*THE PROBLEM*:
Wherever the string "true" appears in a line, extract that line.

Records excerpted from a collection
________

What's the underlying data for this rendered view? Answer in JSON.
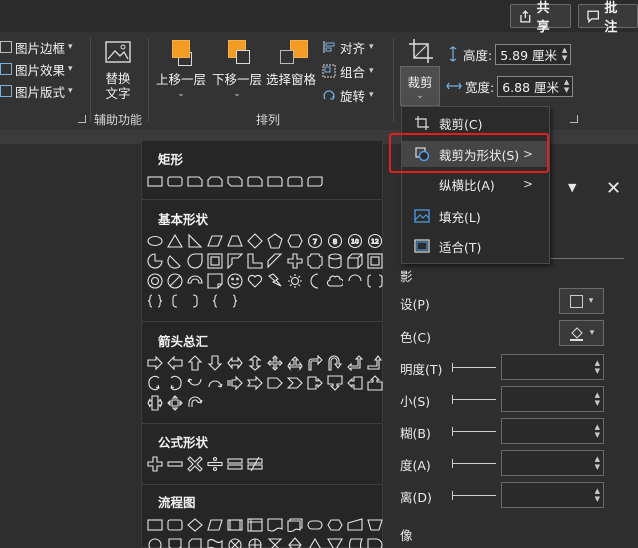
{
  "header": {
    "share_label": "共享",
    "comment_label": "批注"
  },
  "picture_group": {
    "items": [
      {
        "label": "图片边框",
        "icon": "picture-border-icon"
      },
      {
        "label": "图片效果",
        "icon": "picture-effects-icon"
      },
      {
        "label": "图片版式",
        "icon": "picture-layout-icon"
      }
    ]
  },
  "accessibility_group": {
    "button_line1": "替换",
    "button_line2": "文字",
    "group_label": "辅助功能"
  },
  "arrange_group": {
    "bring_forward": "上移一层",
    "send_backward": "下移一层",
    "selection_pane": "选择窗格",
    "align": "对齐",
    "group": "组合",
    "rotate": "旋转",
    "group_label": "排列"
  },
  "size_group": {
    "crop_button": "裁剪",
    "height_label": "高度:",
    "height_value": "5.89 厘米",
    "width_label": "宽度:",
    "width_value": "6.88 厘米"
  },
  "crop_menu": {
    "items": [
      {
        "label": "裁剪(C)",
        "icon": "crop-icon",
        "submenu": false
      },
      {
        "label": "裁剪为形状(S)",
        "icon": "crop-to-shape-icon",
        "submenu": true,
        "highlighted": true
      },
      {
        "label": "纵横比(A)",
        "icon": "",
        "submenu": true
      },
      {
        "label": "填充(L)",
        "icon": "fill-icon",
        "submenu": false
      },
      {
        "label": "适合(T)",
        "icon": "fit-icon",
        "submenu": false
      }
    ]
  },
  "shape_gallery": {
    "sections": [
      {
        "title": "矩形"
      },
      {
        "title": "基本形状"
      },
      {
        "title": "箭头总汇"
      },
      {
        "title": "公式形状"
      },
      {
        "title": "流程图"
      }
    ]
  },
  "format_pane": {
    "labels": [
      "影",
      "设(P)",
      "色(C)",
      "明度(T)",
      "小(S)",
      "糊(B)",
      "度(A)",
      "离(D)",
      "像"
    ]
  },
  "colors": {
    "accent_orange": "#f29c23",
    "highlight_red": "#e02020",
    "ribbon_bg": "#333333"
  }
}
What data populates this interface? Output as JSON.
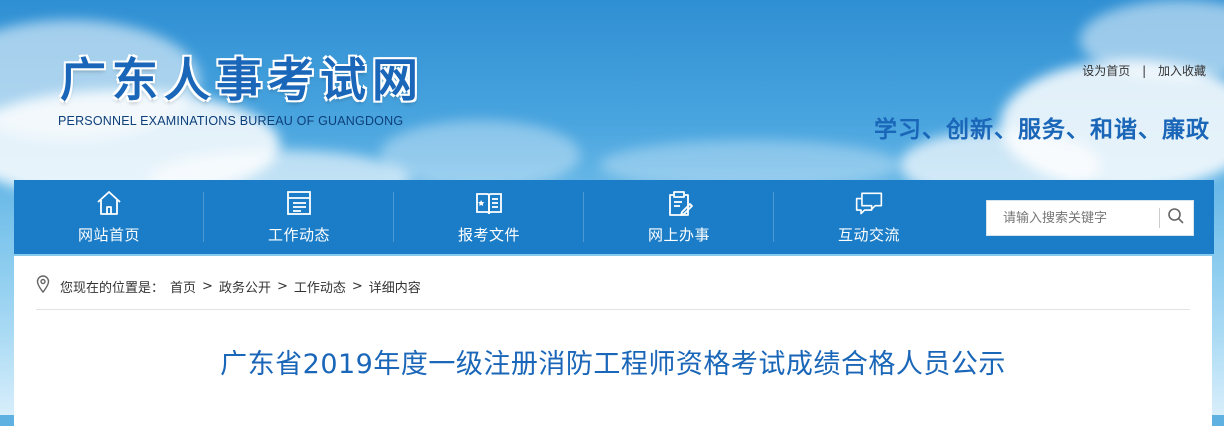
{
  "header": {
    "logo_title": "广东人事考试网",
    "logo_subtitle": "PERSONNEL EXAMINATIONS BUREAU OF GUANGDONG",
    "top_links": [
      "设为首页",
      "加入收藏"
    ],
    "top_links_separator": "|",
    "slogan": "学习、创新、服务、和谐、廉政"
  },
  "nav": {
    "items": [
      {
        "label": "网站首页",
        "icon": "home-icon"
      },
      {
        "label": "工作动态",
        "icon": "news-list-icon"
      },
      {
        "label": "报考文件",
        "icon": "open-book-icon"
      },
      {
        "label": "网上办事",
        "icon": "clipboard-edit-icon"
      },
      {
        "label": "互动交流",
        "icon": "chat-bubbles-icon"
      }
    ],
    "background_color": "#1b7dc7"
  },
  "search": {
    "placeholder": "请输入搜索关键字",
    "icon": "search-icon"
  },
  "breadcrumb": {
    "prefix": "您现在的位置是：",
    "separator": ">",
    "items": [
      "首页",
      "政务公开",
      "工作动态",
      "详细内容"
    ],
    "icon": "location-pin-icon"
  },
  "article": {
    "title": "广东省2019年度一级注册消防工程师资格考试成绩合格人员公示"
  },
  "colors": {
    "brand_blue": "#1a66b8",
    "nav_blue": "#1b7dc7"
  }
}
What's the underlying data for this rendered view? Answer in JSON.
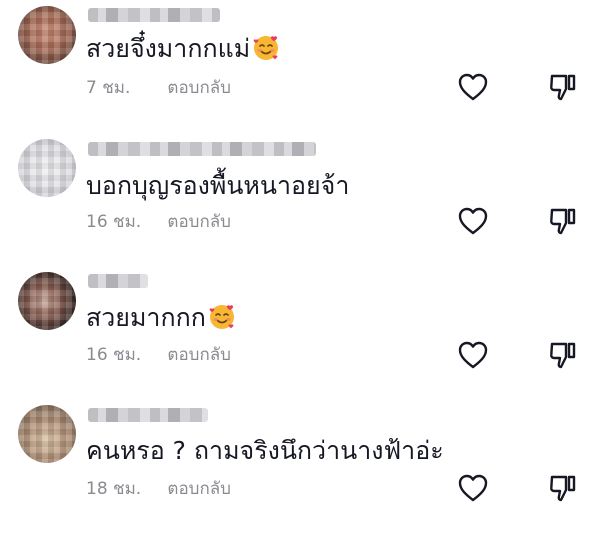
{
  "comments": [
    {
      "avatar": "avatar-blurred",
      "username": "",
      "text": "สวยจึ๋งมากกแม่",
      "emoji": "smiling-face-with-hearts-emoji",
      "time": "7 ชม.",
      "reply_label": "ตอบกลับ",
      "like_icon": "heart-outline-icon",
      "dislike_icon": "thumbs-down-icon"
    },
    {
      "avatar": "avatar-blurred",
      "username": "",
      "text": "บอกบุญรองพื้นหนาอยจ้า",
      "emoji": "",
      "time": "16 ชม.",
      "reply_label": "ตอบกลับ",
      "like_icon": "heart-outline-icon",
      "dislike_icon": "thumbs-down-icon"
    },
    {
      "avatar": "avatar-blurred",
      "username": "",
      "text": "สวยมากกก",
      "emoji": "smiling-face-with-hearts-emoji",
      "time": "16 ชม.",
      "reply_label": "ตอบกลับ",
      "like_icon": "heart-outline-icon",
      "dislike_icon": "thumbs-down-icon"
    },
    {
      "avatar": "avatar-blurred",
      "username": "",
      "text": "คนหรอ ? ถามจริงนึกว่านางฟ้าอ่ะ",
      "emoji": "",
      "time": "18 ชม.",
      "reply_label": "ตอบกลับ",
      "like_icon": "heart-outline-icon",
      "dislike_icon": "thumbs-down-icon"
    }
  ],
  "colors": {
    "text_primary": "#161823",
    "text_secondary": "#8a8b91",
    "icon": "#161823",
    "emoji_face": "#f7b733",
    "emoji_heart": "#ea3d5c",
    "emoji_cheek": "#f08a6a"
  }
}
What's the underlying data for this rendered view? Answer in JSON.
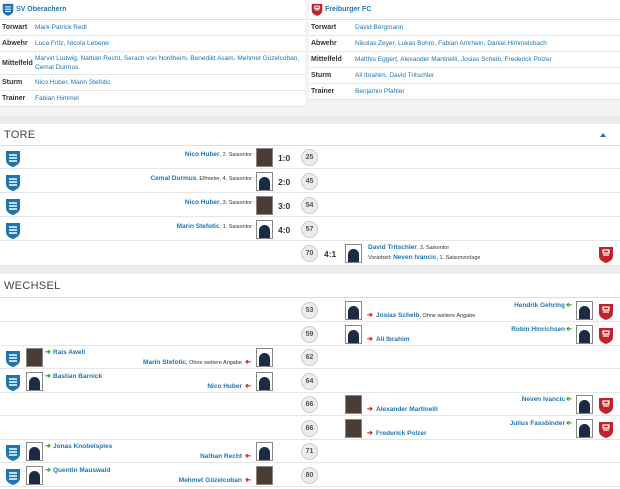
{
  "lineups": {
    "home": {
      "name": "SV Oberachern",
      "rows": [
        {
          "k": "Torwart",
          "v": "Mark-Patrick Redl"
        },
        {
          "k": "Abwehr",
          "v": "Luca Fritz, Nicola Leberer"
        },
        {
          "k": "Mittelfeld",
          "v": "Marvin Ludwig, Nathan Recht, Serach von Nordheim, Benedikt Asam, Mehmet Güzelcoban, Cemal Durmus"
        },
        {
          "k": "Sturm",
          "v": "Nico Huber, Marin Stefotic"
        },
        {
          "k": "Trainer",
          "v": "Fabian Himmel"
        }
      ]
    },
    "away": {
      "name": "Freiburger FC",
      "rows": [
        {
          "k": "Torwart",
          "v": "David Bergmann"
        },
        {
          "k": "Abwehr",
          "v": "Nikolas Zeyer, Lukas Bohro, Fabian Amrhein, Daniel Himmelsbach"
        },
        {
          "k": "Mittelfeld",
          "v": "Matthis Eggert, Alexander Martinelli, Josias Scheib, Frederick Polzer"
        },
        {
          "k": "Sturm",
          "v": "Ali Ibrahim, David Tritschler"
        },
        {
          "k": "Trainer",
          "v": "Benjamin Pfahler"
        }
      ]
    }
  },
  "goals_title": "TORE",
  "goals": [
    {
      "side": "home",
      "player": "Nico Huber",
      "info": ", 2. Saisontor",
      "score": "1:0",
      "minute": "25",
      "photo": "real"
    },
    {
      "side": "home",
      "player": "Cemal Durmus",
      "info": ", Elfmeter, 4. Saisontor",
      "score": "2:0",
      "minute": "45",
      "photo": "sil"
    },
    {
      "side": "home",
      "player": "Nico Huber",
      "info": ", 3. Saisontor",
      "score": "3:0",
      "minute": "54",
      "photo": "real"
    },
    {
      "side": "home",
      "player": "Marin Stefotic",
      "info": ", 1. Saisontor",
      "score": "4:0",
      "minute": "57",
      "photo": "sil"
    },
    {
      "side": "away",
      "player": "David Tritschler",
      "info": ", 3. Saisontor",
      "assist_label": "Vorarbeit:",
      "assist": "Neven Ivancic",
      "assist_info": ", 1. Saisonvorlage",
      "score": "4:1",
      "minute": "70",
      "photo": "sil"
    }
  ],
  "subs_title": "WECHSEL",
  "subs": [
    {
      "side": "away",
      "minute": "53",
      "in": "Hendrik Gehring",
      "out": "Josias Scheib",
      "out_info": ", Ohne weitere Angabe"
    },
    {
      "side": "away",
      "minute": "59",
      "in": "Robin Hinrichsen",
      "out": "Ali Ibrahim",
      "out_info": ""
    },
    {
      "side": "home",
      "minute": "62",
      "in": "Rais Awell",
      "out": "Marin Stefotic",
      "out_info": ", Ohne weitere Angabe"
    },
    {
      "side": "home",
      "minute": "64",
      "in": "Bastian Barnick",
      "out": "Nico Huber",
      "out_info": ""
    },
    {
      "side": "away",
      "minute": "66",
      "in": "Neven Ivancic",
      "out": "Alexander Martinelli",
      "out_info": ""
    },
    {
      "side": "away",
      "minute": "66",
      "in": "Julius Fassbinder",
      "out": "Frederick Polzer",
      "out_info": ""
    },
    {
      "side": "home",
      "minute": "71",
      "in": "Jonas Knobelspies",
      "out": "Nathan Recht",
      "out_info": ""
    },
    {
      "side": "home",
      "minute": "80",
      "in": "Quentin Mauswald",
      "out": "Mehmet Güzelcoban",
      "out_info": ""
    }
  ],
  "colors": {
    "link": "#1d75b3",
    "in": "#3a9a2c",
    "out": "#c0242a",
    "home_club": "#1d75b3",
    "away_club": "#c0242a"
  },
  "icons": {
    "home_logo": "sv-oberachern-crest",
    "away_logo": "freiburger-fc-crest",
    "collapse": "chevron-up-icon"
  }
}
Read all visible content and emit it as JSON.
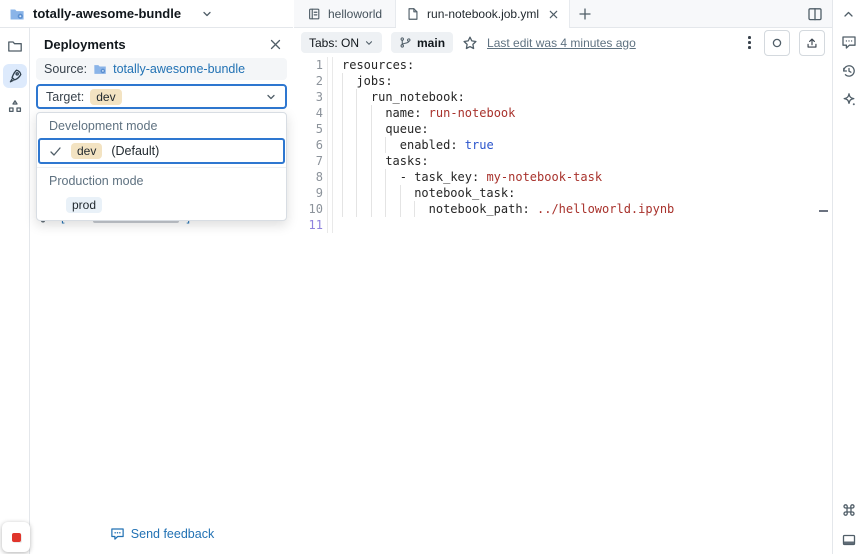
{
  "topbar": {
    "bundle_name": "totally-awesome-bundle"
  },
  "panel": {
    "title": "Deployments",
    "source": {
      "label": "Source:",
      "link": "totally-awesome-bundle"
    },
    "target": {
      "label": "Target:",
      "value": "dev"
    },
    "dropdown": {
      "group1_label": "Development mode",
      "option1": {
        "badge": "dev",
        "suffix": "(Default)"
      },
      "group2_label": "Production mode",
      "option2": {
        "badge": "prod"
      }
    },
    "job_link": {
      "prefix": "[dev",
      "suffix": "] run-notebook"
    },
    "feedback_label": "Send feedback"
  },
  "editor": {
    "tabs": {
      "tab1": "helloworld",
      "tab2": "run-notebook.job.yml"
    },
    "toolbar": {
      "tabs_toggle": "Tabs: ON",
      "branch": "main",
      "last_edit": "Last edit was 4 minutes ago"
    },
    "code": {
      "language": "yaml",
      "active_line": 11,
      "lines": [
        {
          "n": 1,
          "indent": 0,
          "segments": [
            {
              "c": "k",
              "t": "resources:"
            }
          ]
        },
        {
          "n": 2,
          "indent": 2,
          "segments": [
            {
              "c": "k",
              "t": "jobs:"
            }
          ]
        },
        {
          "n": 3,
          "indent": 4,
          "segments": [
            {
              "c": "k",
              "t": "run_notebook:"
            }
          ]
        },
        {
          "n": 4,
          "indent": 6,
          "segments": [
            {
              "c": "k",
              "t": "name: "
            },
            {
              "c": "s",
              "t": "run-notebook"
            }
          ]
        },
        {
          "n": 5,
          "indent": 6,
          "segments": [
            {
              "c": "k",
              "t": "queue:"
            }
          ]
        },
        {
          "n": 6,
          "indent": 8,
          "segments": [
            {
              "c": "k",
              "t": "enabled: "
            },
            {
              "c": "b",
              "t": "true"
            }
          ]
        },
        {
          "n": 7,
          "indent": 6,
          "segments": [
            {
              "c": "k",
              "t": "tasks:"
            }
          ]
        },
        {
          "n": 8,
          "indent": 8,
          "segments": [
            {
              "c": "k",
              "t": "- task_key: "
            },
            {
              "c": "s",
              "t": "my-notebook-task"
            }
          ]
        },
        {
          "n": 9,
          "indent": 10,
          "segments": [
            {
              "c": "k",
              "t": "notebook_task:"
            }
          ]
        },
        {
          "n": 10,
          "indent": 12,
          "segments": [
            {
              "c": "k",
              "t": "notebook_path: "
            },
            {
              "c": "s",
              "t": "../helloworld.ipynb"
            }
          ]
        },
        {
          "n": 11,
          "indent": 0,
          "segments": []
        }
      ]
    }
  },
  "colors": {
    "accent_blue": "#2272b4",
    "selection_border": "#2e77d0",
    "dev_badge_bg": "#f3e3c2",
    "prod_badge_bg": "#e9f1f8",
    "string_token": "#a8322c",
    "bool_token": "#2b55cc",
    "active_line_number": "#8f83dd"
  }
}
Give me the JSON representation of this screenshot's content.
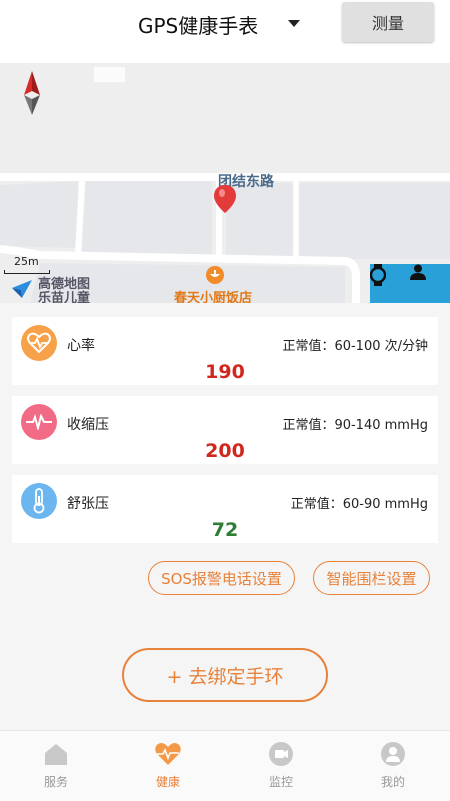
{
  "header": {
    "title": "GPS健康手表",
    "measure_label": "测量"
  },
  "map": {
    "street_label": "团结东路",
    "poi_label": "春天小厨饭店",
    "scale_label": "25m",
    "logo_text": "高德地图",
    "logo_sub_text": "乐苗儿童",
    "tools": [
      "watch-icon",
      "person-icon"
    ]
  },
  "metrics": [
    {
      "label": "心率",
      "range": "正常值：60-100 次/分钟",
      "value": "190",
      "value_color": "#d0281e",
      "icon": "heart-rate-icon",
      "icon_color": "#f7a14a"
    },
    {
      "label": "收缩压",
      "range": "正常值：90-140 mmHg",
      "value": "200",
      "value_color": "#d0281e",
      "icon": "pulse-icon",
      "icon_color": "#f26b86"
    },
    {
      "label": "舒张压",
      "range": "正常值：60-90 mmHg",
      "value": "72",
      "value_color": "#2e7d32",
      "icon": "thermometer-icon",
      "icon_color": "#6cb6ef"
    }
  ],
  "actions": {
    "sos_label": "SOS报警电话设置",
    "fence_label": "智能围栏设置",
    "bind_label": "+ 去绑定手环"
  },
  "nav": {
    "items": [
      {
        "label": "服务",
        "icon": "home-icon",
        "active": false
      },
      {
        "label": "健康",
        "icon": "heart-icon",
        "active": true
      },
      {
        "label": "监控",
        "icon": "camera-icon",
        "active": false
      },
      {
        "label": "我的",
        "icon": "user-icon",
        "active": false
      }
    ]
  },
  "colors": {
    "accent": "#e8813a",
    "map_tool_bg": "#2aa0d8"
  }
}
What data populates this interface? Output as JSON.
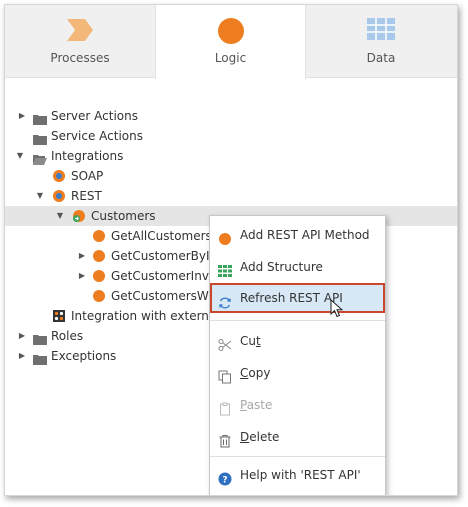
{
  "tabs": [
    {
      "label": "Processes",
      "icon": "processes-chevron-icon"
    },
    {
      "label": "Logic",
      "icon": "logic-circle-icon"
    },
    {
      "label": "Data",
      "icon": "data-grid-icon"
    }
  ],
  "tree": {
    "server_actions": "Server Actions",
    "service_actions": "Service Actions",
    "integrations": "Integrations",
    "soap": "SOAP",
    "rest": "REST",
    "customers": "Customers",
    "method1": "GetAllCustomers",
    "method2": "GetCustomerByI",
    "method3": "GetCustomerInv",
    "method4": "GetCustomersWi",
    "integration_external": "Integration with externa",
    "roles": "Roles",
    "exceptions": "Exceptions"
  },
  "context_menu": {
    "add_method_pre": "Add REST API Method",
    "add_structure_pre": "Add Structure",
    "refresh": "Refresh REST API",
    "cut_u": "t",
    "cut_pre": "Cu",
    "copy_u": "C",
    "copy_post": "opy",
    "paste_u": "P",
    "paste_post": "aste",
    "delete_u": "D",
    "delete_post": "elete",
    "help": "Help with 'REST API'"
  },
  "colors": {
    "accent_orange": "#ee7d1f",
    "highlight_border": "#c8472d",
    "highlight_fill": "#d8e8f7",
    "data_blue": "#5b9bd5"
  }
}
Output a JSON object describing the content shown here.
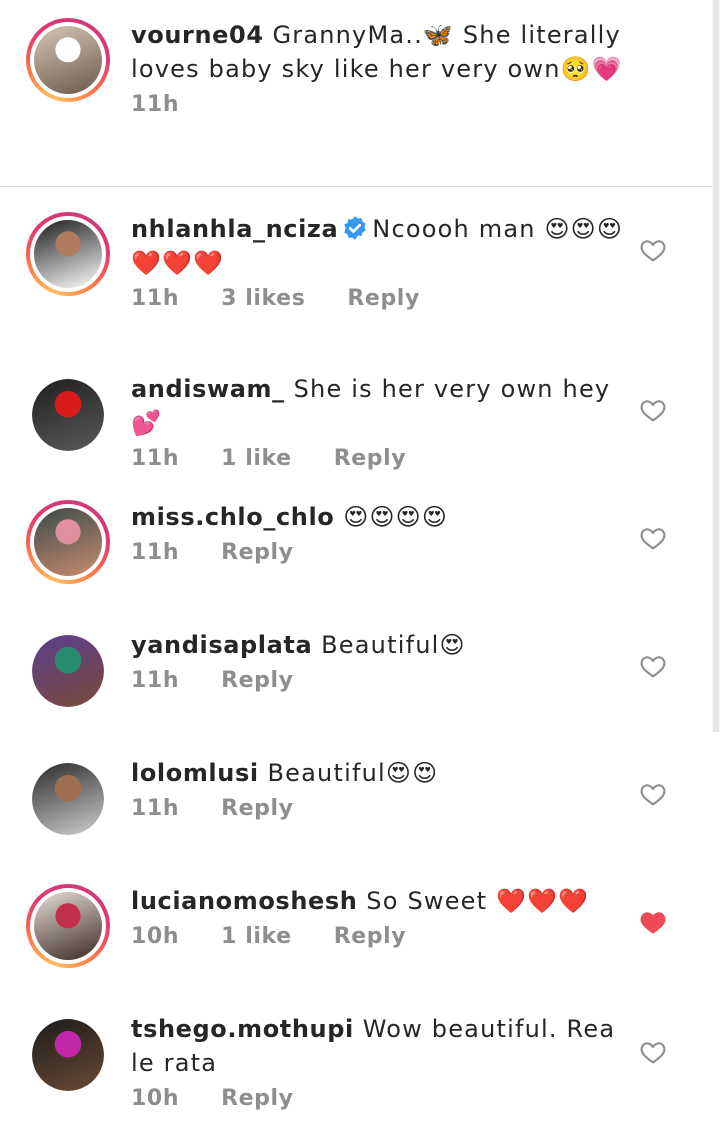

________

*FULL ANSWER*:
        "submenu": true,
        "highlighted": true
        "submenu": true
              "t": "true"
        "active": true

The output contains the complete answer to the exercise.